» Input records
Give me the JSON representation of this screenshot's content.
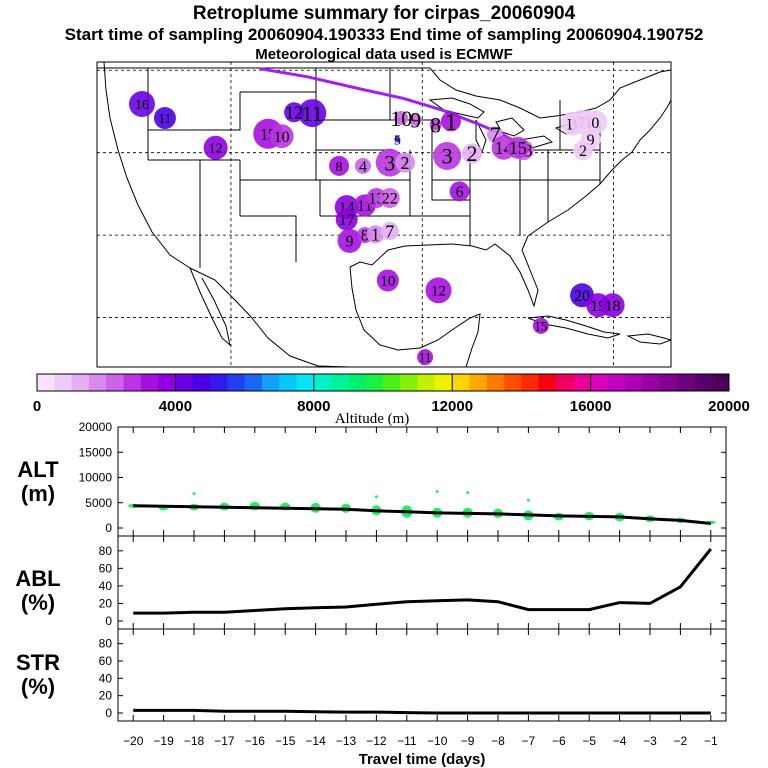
{
  "header": {
    "title": "Retroplume summary for cirpas_20060904",
    "sampling": "Start time of sampling 20060904.190333     End time of sampling 20060904.190752",
    "met": "Meteorological data used is ECMWF"
  },
  "map": {
    "labels": [
      {
        "t": "1",
        "lon": -87.0,
        "lat": 43.8,
        "alt": 3000,
        "r": 10,
        "fs": 24
      },
      {
        "t": "2",
        "lon": -84.8,
        "lat": 39.9,
        "alt": 1000,
        "r": 10,
        "fs": 22
      },
      {
        "t": "3",
        "lon": -87.4,
        "lat": 39.6,
        "alt": 2500,
        "r": 14,
        "fs": 22
      },
      {
        "t": "4",
        "lon": -92.0,
        "lat": 39.0,
        "alt": 1500,
        "r": 7,
        "fs": 20
      },
      {
        "t": "5",
        "lon": -92.6,
        "lat": 41.6,
        "alt": 4500,
        "r": 3,
        "fs": 14
      },
      {
        "t": "6",
        "lon": -86.1,
        "lat": 35.3,
        "alt": 3000,
        "r": 10,
        "fs": 16
      },
      {
        "t": "7",
        "lon": -82.4,
        "lat": 42.2,
        "alt": 1500,
        "r": 8,
        "fs": 22
      },
      {
        "t": "8",
        "lon": -88.6,
        "lat": 43.4,
        "alt": 2500,
        "r": 6,
        "fs": 22
      },
      {
        "t": "9",
        "lon": -90.7,
        "lat": 44.0,
        "alt": 2000,
        "r": 6,
        "fs": 22
      },
      {
        "t": "10",
        "lon": -92.2,
        "lat": 44.2,
        "alt": 2000,
        "r": 7,
        "fs": 22
      },
      {
        "t": "11",
        "lon": -101.5,
        "lat": 44.8,
        "alt": 4200,
        "r": 14,
        "fs": 22
      },
      {
        "t": "12",
        "lon": -103.4,
        "lat": 44.9,
        "alt": 4000,
        "r": 10,
        "fs": 18
      },
      {
        "t": "13",
        "lon": -79.4,
        "lat": 40.3,
        "alt": 2000,
        "r": 10,
        "fs": 18
      },
      {
        "t": "14",
        "lon": -81.5,
        "lat": 40.6,
        "alt": 2500,
        "r": 12,
        "fs": 18
      },
      {
        "t": "15",
        "lon": -80.0,
        "lat": 40.6,
        "alt": 2500,
        "r": 11,
        "fs": 18
      },
      {
        "t": "B",
        "lon": -74.3,
        "lat": 43.5,
        "alt": 800,
        "r": 12,
        "fs": 16
      },
      {
        "t": "7",
        "lon": -73.3,
        "lat": 43.7,
        "alt": 800,
        "r": 12,
        "fs": 16
      },
      {
        "t": "1",
        "lon": -72.6,
        "lat": 43.7,
        "alt": 800,
        "r": 12,
        "fs": 16
      },
      {
        "t": "0",
        "lon": -71.9,
        "lat": 43.7,
        "alt": 800,
        "r": 12,
        "fs": 16
      },
      {
        "t": "9",
        "lon": -72.4,
        "lat": 41.6,
        "alt": 700,
        "r": 10,
        "fs": 16
      },
      {
        "t": "2",
        "lon": -73.2,
        "lat": 40.3,
        "alt": 700,
        "r": 10,
        "fs": 16
      },
      {
        "t": "16",
        "lon": -119.3,
        "lat": 45.9,
        "alt": 4200,
        "r": 13,
        "fs": 14
      },
      {
        "t": "11",
        "lon": -116.9,
        "lat": 44.2,
        "alt": 4800,
        "r": 11,
        "fs": 14
      },
      {
        "t": "12",
        "lon": -111.6,
        "lat": 40.6,
        "alt": 3800,
        "r": 12,
        "fs": 14
      },
      {
        "t": "15",
        "lon": -106.1,
        "lat": 42.3,
        "alt": 3200,
        "r": 15,
        "fs": 16
      },
      {
        "t": "10",
        "lon": -104.7,
        "lat": 42.0,
        "alt": 2800,
        "r": 12,
        "fs": 16
      },
      {
        "t": "8",
        "lon": -98.7,
        "lat": 38.4,
        "alt": 3000,
        "r": 10,
        "fs": 14
      },
      {
        "t": "4",
        "lon": -96.2,
        "lat": 38.4,
        "alt": 2000,
        "r": 8,
        "fs": 16
      },
      {
        "t": "3",
        "lon": -93.4,
        "lat": 38.8,
        "alt": 2500,
        "r": 14,
        "fs": 22
      },
      {
        "t": "2",
        "lon": -91.8,
        "lat": 38.8,
        "alt": 1500,
        "r": 10,
        "fs": 18
      },
      {
        "t": "14",
        "lon": -97.9,
        "lat": 33.4,
        "alt": 3500,
        "r": 12,
        "fs": 16
      },
      {
        "t": "11",
        "lon": -96.0,
        "lat": 33.6,
        "alt": 3000,
        "r": 11,
        "fs": 16
      },
      {
        "t": "13",
        "lon": -94.8,
        "lat": 34.5,
        "alt": 2500,
        "r": 10,
        "fs": 16
      },
      {
        "t": "22",
        "lon": -93.4,
        "lat": 34.5,
        "alt": 2000,
        "r": 10,
        "fs": 16
      },
      {
        "t": "17",
        "lon": -97.9,
        "lat": 31.9,
        "alt": 3800,
        "r": 11,
        "fs": 16
      },
      {
        "t": "9",
        "lon": -97.6,
        "lat": 29.3,
        "alt": 3000,
        "r": 12,
        "fs": 16
      },
      {
        "t": "8",
        "lon": -96.0,
        "lat": 30.0,
        "alt": 2500,
        "r": 8,
        "fs": 16
      },
      {
        "t": "1",
        "lon": -94.9,
        "lat": 30.1,
        "alt": 1500,
        "r": 9,
        "fs": 18
      },
      {
        "t": "7",
        "lon": -93.4,
        "lat": 30.5,
        "alt": 1000,
        "r": 9,
        "fs": 18
      },
      {
        "t": "10",
        "lon": -93.6,
        "lat": 24.5,
        "alt": 3000,
        "r": 11,
        "fs": 15
      },
      {
        "t": "12",
        "lon": -88.3,
        "lat": 23.3,
        "alt": 3000,
        "r": 13,
        "fs": 15
      },
      {
        "t": "20",
        "lon": -73.3,
        "lat": 22.7,
        "alt": 4500,
        "r": 12,
        "fs": 16
      },
      {
        "t": "19",
        "lon": -71.6,
        "lat": 21.5,
        "alt": 3800,
        "r": 12,
        "fs": 16
      },
      {
        "t": "18",
        "lon": -70.1,
        "lat": 21.5,
        "alt": 3800,
        "r": 12,
        "fs": 16
      },
      {
        "t": "15",
        "lon": -77.6,
        "lat": 19.0,
        "alt": 3000,
        "r": 8,
        "fs": 13
      },
      {
        "t": "11",
        "lon": -89.7,
        "lat": 15.2,
        "alt": 3200,
        "r": 8,
        "fs": 13
      }
    ],
    "track": [
      [
        -107.0,
        50.2
      ],
      [
        -102.0,
        49.2
      ],
      [
        -96.0,
        47.6
      ],
      [
        -92.0,
        46.6
      ],
      [
        -88.0,
        45.2
      ],
      [
        -84.0,
        43.4
      ],
      [
        -81.6,
        42.2
      ],
      [
        -79.4,
        40.8
      ]
    ],
    "lat_lines": [
      50,
      40,
      30,
      20
    ],
    "lon_lines": [
      -110,
      -90,
      -70
    ]
  },
  "colorbar": {
    "colors": [
      "#f7e3fb",
      "#f0cbf7",
      "#e6aef3",
      "#d98aee",
      "#cc63e8",
      "#bb35e1",
      "#a60fdf",
      "#8d00e0",
      "#6a00e3",
      "#4c00e6",
      "#3518ea",
      "#2040f0",
      "#1a66f5",
      "#14a0f8",
      "#08c8fb",
      "#04e6f4",
      "#00f2c8",
      "#00f29a",
      "#00f06c",
      "#1cf040",
      "#4cf01c",
      "#86f00a",
      "#c4f000",
      "#eef000",
      "#fcd400",
      "#fca800",
      "#fc7c00",
      "#fc5000",
      "#fc2a00",
      "#f80014",
      "#f0005c",
      "#e80096",
      "#d800b8",
      "#c400c0",
      "#ac00b4",
      "#9600a4",
      "#800092",
      "#6c007e",
      "#5a006c",
      "#480058"
    ],
    "min": 0,
    "max": 20000,
    "ticks": [
      "0",
      "4000",
      "8000",
      "12000",
      "16000",
      "20000"
    ],
    "label": "Altitude (m)"
  },
  "panels": {
    "x_ticks": [
      "−20",
      "−19",
      "−18",
      "−17",
      "−16",
      "−15",
      "−14",
      "−13",
      "−12",
      "−11",
      "−10",
      "−9",
      "−8",
      "−7",
      "−6",
      "−5",
      "−4",
      "−3",
      "−2",
      "−1"
    ],
    "xlabel": "Travel time (days)",
    "alt": {
      "label1": "ALT",
      "label2": "(m)",
      "yticks": [
        "0",
        "5000",
        "10000",
        "15000",
        "20000"
      ],
      "ymax": 20000
    },
    "abl": {
      "label1": "ABL",
      "label2": "(%)",
      "yticks": [
        "0",
        "20",
        "40",
        "60",
        "80"
      ],
      "ymax": 90
    },
    "str": {
      "label1": "STR",
      "label2": "(%)",
      "yticks": [
        "0",
        "20",
        "40",
        "60",
        "80"
      ],
      "ymax": 90
    }
  },
  "chart_data": [
    {
      "type": "line",
      "title": "ALT (m)",
      "xlabel": "Travel time (days)",
      "ylabel": "ALT (m)",
      "ylim": [
        0,
        20000
      ],
      "x": [
        -20,
        -19,
        -18,
        -17,
        -16,
        -15,
        -14,
        -13,
        -12,
        -11,
        -10,
        -9,
        -8,
        -7,
        -6,
        -5,
        -4,
        -3,
        -2,
        -1
      ],
      "series": [
        {
          "name": "median altitude",
          "values": [
            4400,
            4300,
            4200,
            4100,
            4000,
            3900,
            3800,
            3700,
            3400,
            3200,
            3000,
            2900,
            2800,
            2600,
            2400,
            2300,
            2200,
            1800,
            1500,
            900
          ]
        }
      ],
      "scatter": {
        "x": [
          -20,
          -19,
          -18,
          -17,
          -16,
          -15,
          -14,
          -13,
          -12,
          -11,
          -10,
          -9,
          -8,
          -7,
          -6,
          -5,
          -4,
          -3,
          -2,
          -1
        ],
        "low": [
          4000,
          3500,
          3500,
          3500,
          3500,
          3500,
          3000,
          3000,
          2500,
          2000,
          2000,
          2000,
          2000,
          1500,
          1500,
          1500,
          1300,
          1200,
          1000,
          800
        ],
        "high": [
          4800,
          4600,
          4800,
          5000,
          5200,
          5000,
          5000,
          4800,
          4500,
          4500,
          4000,
          4000,
          3800,
          3500,
          3000,
          3200,
          3000,
          2500,
          2000,
          1400
        ],
        "outliers": [
          [
            -18,
            6800
          ],
          [
            -12,
            6200
          ],
          [
            -10,
            7200
          ],
          [
            -9,
            7000
          ],
          [
            -7,
            5500
          ]
        ]
      }
    },
    {
      "type": "line",
      "title": "ABL (%)",
      "xlabel": "Travel time (days)",
      "ylabel": "ABL (%)",
      "ylim": [
        0,
        90
      ],
      "x": [
        -20,
        -19,
        -18,
        -17,
        -16,
        -15,
        -14,
        -13,
        -12,
        -11,
        -10,
        -9,
        -8,
        -7,
        -6,
        -5,
        -4,
        -3,
        -2,
        -1
      ],
      "series": [
        {
          "name": "ABL fraction",
          "values": [
            9,
            9,
            10,
            10,
            12,
            14,
            15,
            16,
            19,
            22,
            23,
            24,
            22,
            13,
            13,
            13,
            21,
            20,
            39,
            82
          ]
        }
      ]
    },
    {
      "type": "line",
      "title": "STR (%)",
      "xlabel": "Travel time (days)",
      "ylabel": "STR (%)",
      "ylim": [
        0,
        90
      ],
      "x": [
        -20,
        -19,
        -18,
        -17,
        -16,
        -15,
        -14,
        -13,
        -12,
        -11,
        -10,
        -9,
        -8,
        -7,
        -6,
        -5,
        -4,
        -3,
        -2,
        -1
      ],
      "series": [
        {
          "name": "STR fraction",
          "values": [
            3,
            3,
            3,
            2,
            2,
            2,
            1.5,
            1,
            1,
            0.5,
            0,
            0,
            0,
            0,
            0,
            0,
            0,
            0,
            0,
            0
          ]
        }
      ]
    }
  ]
}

» Written exercise
From the listing above, pick out each line where the word "name" appears.

» The solution
          "name": "median altitude",
          "name": "ABL fraction",
          "name": "STR fraction",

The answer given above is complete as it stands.